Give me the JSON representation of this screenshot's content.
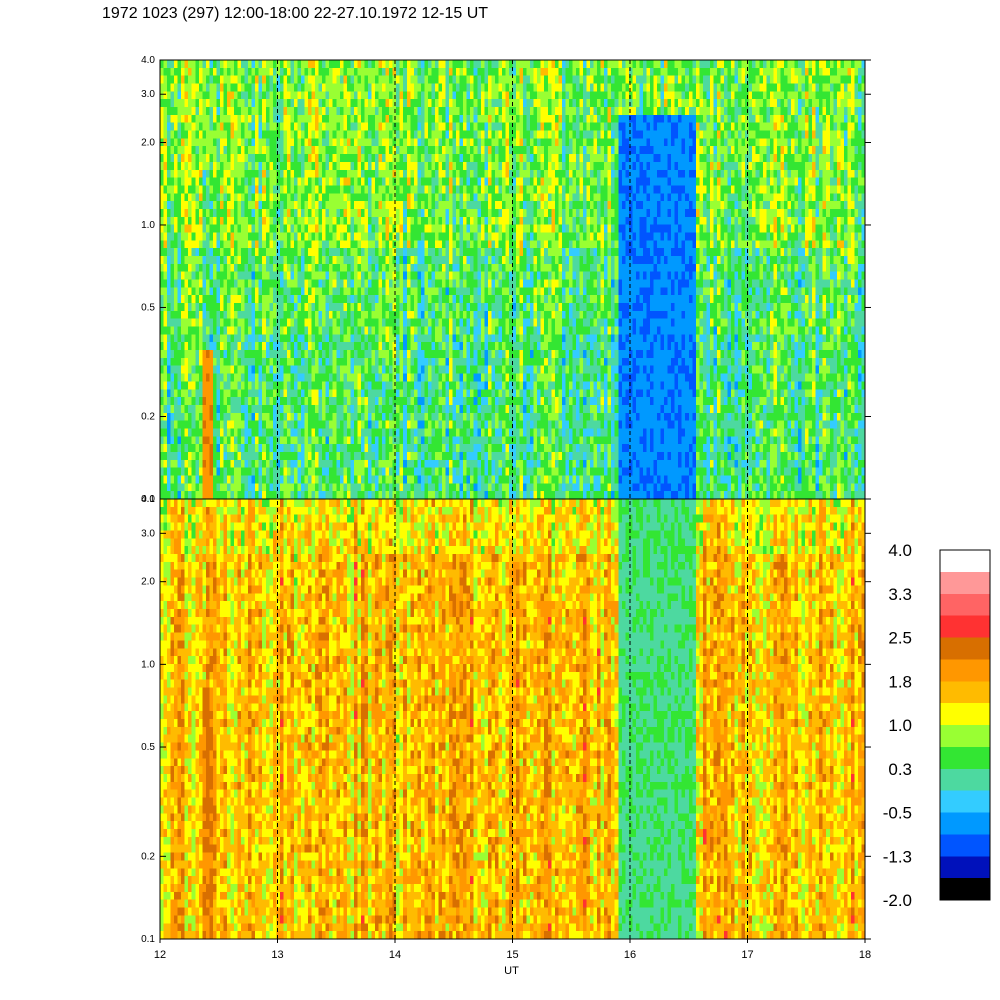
{
  "title": "1972 1023 (297) 12:00-18:00 22-27.10.1972  12-15 UT",
  "chart_data": {
    "type": "heatmap",
    "title": "1972 1023 (297) 12:00-18:00 22-27.10.1972  12-15 UT",
    "xlabel": "UT",
    "x_ticks": [
      "12",
      "13",
      "14",
      "15",
      "16",
      "17",
      "18"
    ],
    "xlim": [
      12,
      18
    ],
    "y_scale": "log",
    "panels": [
      {
        "id": "upper",
        "ylim": [
          0.1,
          4.0
        ],
        "y_ticks": [
          "0.1",
          "0.2",
          "0.5",
          "1.0",
          "2.0",
          "3.0",
          "4.0"
        ],
        "y_tick_values": [
          0.1,
          0.2,
          0.5,
          1.0,
          2.0,
          3.0,
          4.0
        ],
        "background_mean": 0.4,
        "features": [
          {
            "x_start": 12.36,
            "x_end": 12.46,
            "y_max": 0.35,
            "value": 2.0
          },
          {
            "x_start": 15.9,
            "x_end": 16.55,
            "y_max": 0.7,
            "value": -1.6
          },
          {
            "x_start": 15.9,
            "x_end": 16.55,
            "y_max": 2.5,
            "value": -0.8
          }
        ]
      },
      {
        "id": "lower",
        "ylim": [
          0.1,
          4.0
        ],
        "y_ticks": [
          "0.1",
          "0.2",
          "0.5",
          "1.0",
          "2.0",
          "3.0",
          "4.0"
        ],
        "y_tick_values": [
          0.1,
          0.2,
          0.5,
          1.0,
          2.0,
          3.0,
          4.0
        ],
        "background_mean": 1.6,
        "features": [
          {
            "x_start": 12.36,
            "x_end": 12.46,
            "y_max": 0.35,
            "value": 2.9
          },
          {
            "x_start": 12.36,
            "x_end": 12.46,
            "y_max": 0.8,
            "value": 2.2
          },
          {
            "x_start": 15.9,
            "x_end": 16.55,
            "y_max": 4.0,
            "value": 0.2
          }
        ]
      }
    ],
    "dashed_lines_x": [
      13,
      14,
      15,
      16,
      17
    ],
    "colorbar": {
      "labels": [
        "4.0",
        "3.3",
        "2.5",
        "1.8",
        "1.0",
        "0.3",
        "-0.5",
        "-1.3",
        "-2.0"
      ],
      "colors": [
        "#ffffff",
        "#ff9898",
        "#ff6464",
        "#ff3232",
        "#d86f00",
        "#ff9700",
        "#ffbb00",
        "#ffff00",
        "#99ff33",
        "#33e633",
        "#4dd9a0",
        "#33ccff",
        "#0099ff",
        "#0055ff",
        "#0011bb",
        "#000000"
      ]
    }
  }
}
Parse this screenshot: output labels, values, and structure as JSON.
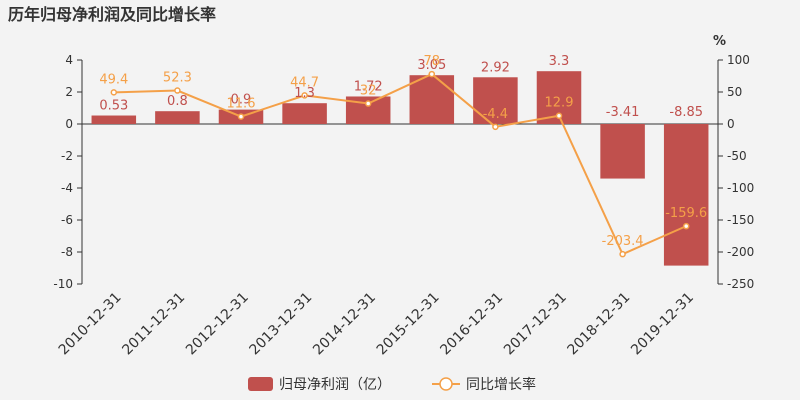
{
  "chart_data": {
    "type": "bar",
    "title": "历年归母净利润及同比增长率",
    "categories": [
      "2010-12-31",
      "2011-12-31",
      "2012-12-31",
      "2013-12-31",
      "2014-12-31",
      "2015-12-31",
      "2016-12-31",
      "2017-12-31",
      "2018-12-31",
      "2019-12-31"
    ],
    "series": [
      {
        "name": "归母净利润（亿）",
        "type": "bar",
        "axis": "left",
        "values": [
          0.53,
          0.8,
          0.9,
          1.3,
          1.72,
          3.05,
          2.92,
          3.3,
          -3.41,
          -8.85
        ],
        "labels": [
          "0.53",
          "0.8",
          "0.9",
          "1.3",
          "1.72",
          "3.05",
          "2.92",
          "3.3",
          "-3.41",
          "-8.85"
        ],
        "color": "#c0504d"
      },
      {
        "name": "同比增长率",
        "type": "line",
        "axis": "right",
        "values": [
          49.4,
          52.3,
          11.6,
          44.7,
          32,
          78,
          -4.4,
          12.9,
          -203.4,
          -159.6
        ],
        "labels": [
          "49.4",
          "52.3",
          "11.6",
          "44.7",
          "32",
          "78",
          "-4.4",
          "12.9",
          "-203.4",
          "-159.6"
        ],
        "color": "#f4a048"
      }
    ],
    "y_left": {
      "min": -10,
      "max": 4,
      "ticks": [
        4,
        2,
        0,
        -2,
        -4,
        -6,
        -8,
        -10
      ]
    },
    "y_right": {
      "min": -250,
      "max": 100,
      "ticks": [
        100,
        50,
        0,
        -50,
        -100,
        -150,
        -200,
        -250
      ],
      "unit_label": "%"
    },
    "grid": false,
    "legend_position": "bottom"
  }
}
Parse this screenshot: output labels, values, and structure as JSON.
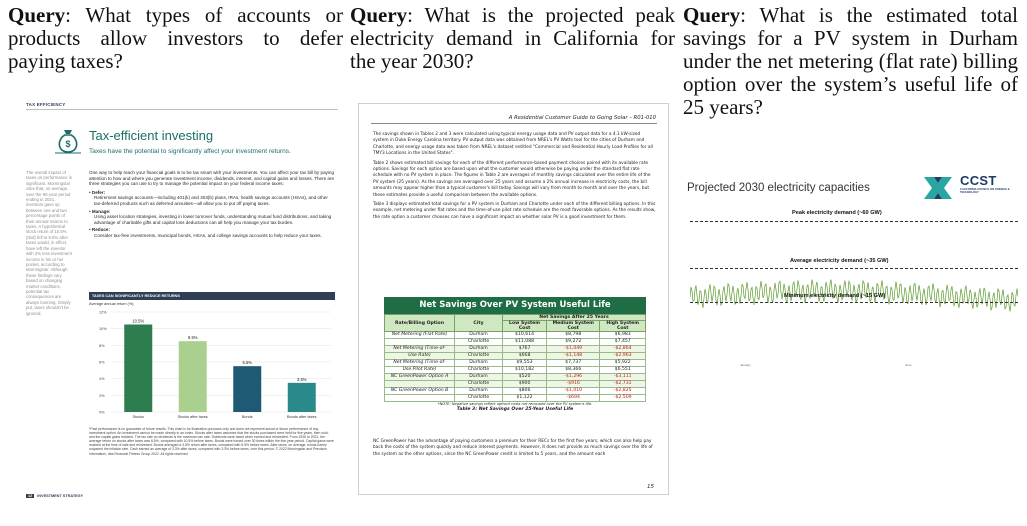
{
  "queries": [
    {
      "label": "Query",
      "text": ": What types of accounts or products allow investors to defer paying taxes?"
    },
    {
      "label": "Query",
      "text": ": What is the projected peak electricity demand in California for the year 2030?"
    },
    {
      "label": "Query",
      "text": ": What is the estimated total savings for a PV system in Durham under the net metering (flat rate) billing option over the system’s useful life of 25 years?"
    }
  ],
  "doc1": {
    "section_tag": "TAX EFFICIENCY",
    "title": "Tax-efficient investing",
    "subtitle": "Taxes have the potential to significantly affect your investment returns.",
    "sidebar": "The overall impact of taxes on performance is significant. Morningstar cites that, on average, over the 95-year period ending in 2021, investors gave up between one and two percentage points of their annual returns to taxes. A hypothetical stock return of 10.5% (Ibid) fell to 8.5% after taxes would, in effect, have left the investor with 2% less investment income in his or her pocket, according to Morningstar. Although these findings vary based on changing market conditions, potential tax consequences are always looming. Simply put, taxes shouldn't be ignored.",
    "intro": "One way to help reach your financial goals is to be tax smart with your investments. You can affect your tax bill by paying attention to how and where you generate investment income, dividends, interest, and capital gains and losses. There are three strategies you can use to try to manage the potential impact on your federal income taxes:",
    "bullets": [
      {
        "head": "• Defer:",
        "text": "Retirement savings accounts—including 401(k) and 403(b) plans, IRAs, health savings accounts (HSAs), and other tax-deferred products such as deferred annuities—all allow you to put off paying taxes."
      },
      {
        "head": "• Manage:",
        "text": "Using asset location strategies, investing in lower turnover funds, understanding mutual fund distributions, and taking advantage of charitable gifts and capital loss deductions can all help you manage your tax burden."
      },
      {
        "head": "• Reduce:",
        "text": "Consider tax-free investments, municipal bonds, HSAs, and college savings accounts to help reduce your taxes."
      }
    ],
    "chart_bar_title": "TAXES CAN SIGNIFICANTLY REDUCE RETURNS",
    "chart_note": "Average annual return (%)",
    "footnote": "*Past performance is no guarantee of future results. This chart is for illustrative purposes only and does not represent actual or future performance of any investment option. An investment cannot be made directly in an index. Stocks after taxes assumes that the stocks purchased were held for five years, then sold, and the capital gains realized. The tax rate on dividends is the maximum tax rate. Dividends were taxed when earned and reinvested. From 1926 to 2021, the average return on stocks after taxes was 8.5%, compared with 10.5% before taxes. Bonds were turned over 30 times within the five-year period. Capital gains were realized at the time of sale and reinvested. Bonds averaged a 3.5% return after taxes, compared with 5.5% before taxes. After taxes, on average, bonds barely outpaced the inflation rate. Cash earned an average of 3.3% after taxes, compared with 3.3% before taxes, over this period. © 2022 Morningstar and Precision Information, dba Financial Fitness Group 2022. All rights reserved.",
    "page_number": "12",
    "page_label": "INVESTMENT STRATEGY"
  },
  "chart_data": {
    "type": "bar",
    "categories": [
      "Stocks",
      "Stocks after taxes",
      "Bonds",
      "Bonds after taxes"
    ],
    "values": [
      10.5,
      8.5,
      5.5,
      3.5
    ],
    "value_labels": [
      "10.5%",
      "8.5%",
      "5.5%",
      "3.5%"
    ],
    "title": "TAXES CAN SIGNIFICANTLY REDUCE RETURNS",
    "ylabel": "Average annual return (%)",
    "yticks": [
      "12%",
      "10%",
      "8%",
      "6%",
      "4%",
      "2%",
      "0%"
    ],
    "ylim": [
      0,
      12
    ],
    "colors": [
      "#2e7d4f",
      "#a9d08e",
      "#1e5a73",
      "#2a8a8a"
    ],
    "grid": true
  },
  "doc2": {
    "header": "A Residential Customer Guide to Going Solar – R01-010",
    "paras": [
      "The savings shown in Tables 2 and 3 were calculated using typical energy usage data and PV output data for a 4.1 kW-sized system in Duke Energy Carolina territory. PV output data was obtained from NREL's PV Watts tool for the cities of Durham and Charlotte, and energy usage data was taken from NREL's dataset entitled \"Commercial and Residential Hourly Load Profiles for all TMY3 Locations in the United States\".",
      "Table 2 shows estimated bill savings for each of the different performance-based payment choices paired with its available rate options. Savings for each option are based upon what the customer would otherwise be paying under the standard flat rate schedule with no PV system in place. The figures in Table 2 are averages of monthly savings calculated over the entire life of the PV system (25 years). As the savings are averaged over 25 years and assume a 2% annual increase in electricity costs, the bill amounts may appear higher than a typical customer's bill today. Savings will vary from month to month and over the years, but these estimates provide a useful comparison between the available options.",
      "Table 3 displays estimated total savings for a PV system in Durham and Charlotte under each of the different billing options. In this example, net metering under flat rates and the time-of-use pilot rate schedule are the most favorable options. As the results show, the rate option a customer chooses can have a significant impact on whether solar PV is a good investment for them."
    ],
    "table_title": "Net Savings Over PV System Useful Life",
    "col_rate": "Rate/Billing Option",
    "col_city": "City",
    "col_group": "Net Savings After 25 Years",
    "col_low": "Low System Cost",
    "col_med": "Medium System Cost",
    "col_high": "High System Cost",
    "rows": [
      {
        "opt": "Net Metering (Flat Rate)",
        "city": "Durham",
        "low": "$10,614",
        "med": "$8,798",
        "high": "$6,983"
      },
      {
        "opt": "",
        "city": "Charlotte",
        "low": "$11,088",
        "med": "$9,272",
        "high": "$7,457"
      },
      {
        "opt": "Net Metering (Time-of-",
        "city": "Durham",
        "low": "$767",
        "med": "-$1,049",
        "high": "-$2,864"
      },
      {
        "opt": "Use Rate)",
        "city": "Charlotte",
        "low": "$668",
        "med": "-$1,148",
        "high": "-$2,963"
      },
      {
        "opt": "Net Metering (Time-of-",
        "city": "Durham",
        "low": "$9,553",
        "med": "$7,737",
        "high": "$5,922"
      },
      {
        "opt": "Use Pilot Rate)",
        "city": "Charlotte",
        "low": "$10,182",
        "med": "$8,366",
        "high": "$6,551"
      },
      {
        "opt": "NC GreenPower Option A",
        "city": "Durham",
        "low": "$520",
        "med": "-$1,296",
        "high": "-$3,111"
      },
      {
        "opt": "",
        "city": "Charlotte",
        "low": "$900",
        "med": "-$916",
        "high": "-$2,731"
      },
      {
        "opt": "NC GreenPower Option B",
        "city": "Durham",
        "low": "$806",
        "med": "-$1,010",
        "high": "-$2,825"
      },
      {
        "opt": "",
        "city": "Charlotte",
        "low": "$1,122",
        "med": "-$694",
        "high": "-$2,509"
      }
    ],
    "table_note": "*NOTE: Negative savings reflect upfront costs not recouped over the PV system's life.",
    "table_caption": "Table 3: Net Savings Over 25-Year Useful Life",
    "para_after": "NC GreenPower has the advantage of paying customers a premium for their RECs for the first five years, which can also help pay back the costs of the system quickly and reduce interest payments. However, it does not provide as much savings over the life of the system as the other options, since the NC GreenPower credit is limited to 5 years, and the amount each",
    "page_number": "15"
  },
  "doc3": {
    "title": "Projected 2030 electricity capacities",
    "brand": "CCST",
    "brand_sub": "CALIFORNIA COUNCIL ON SCIENCE & TECHNOLOGY",
    "peak_label": "Peak electricity demand (~60 GW)",
    "avg_label": "Average electricity demand (~35 GW)",
    "min_label": "Minimum electricity demand (~15 GW)",
    "x_start": "January",
    "x_end": "June",
    "line_color": "#5c9a2e"
  }
}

# # # # # # #

TASK BRIEF
Indicate how many lines of the material contain the string "lower", giving the number and nothing more.

OUTPUT FOR THIS EXERCISE
2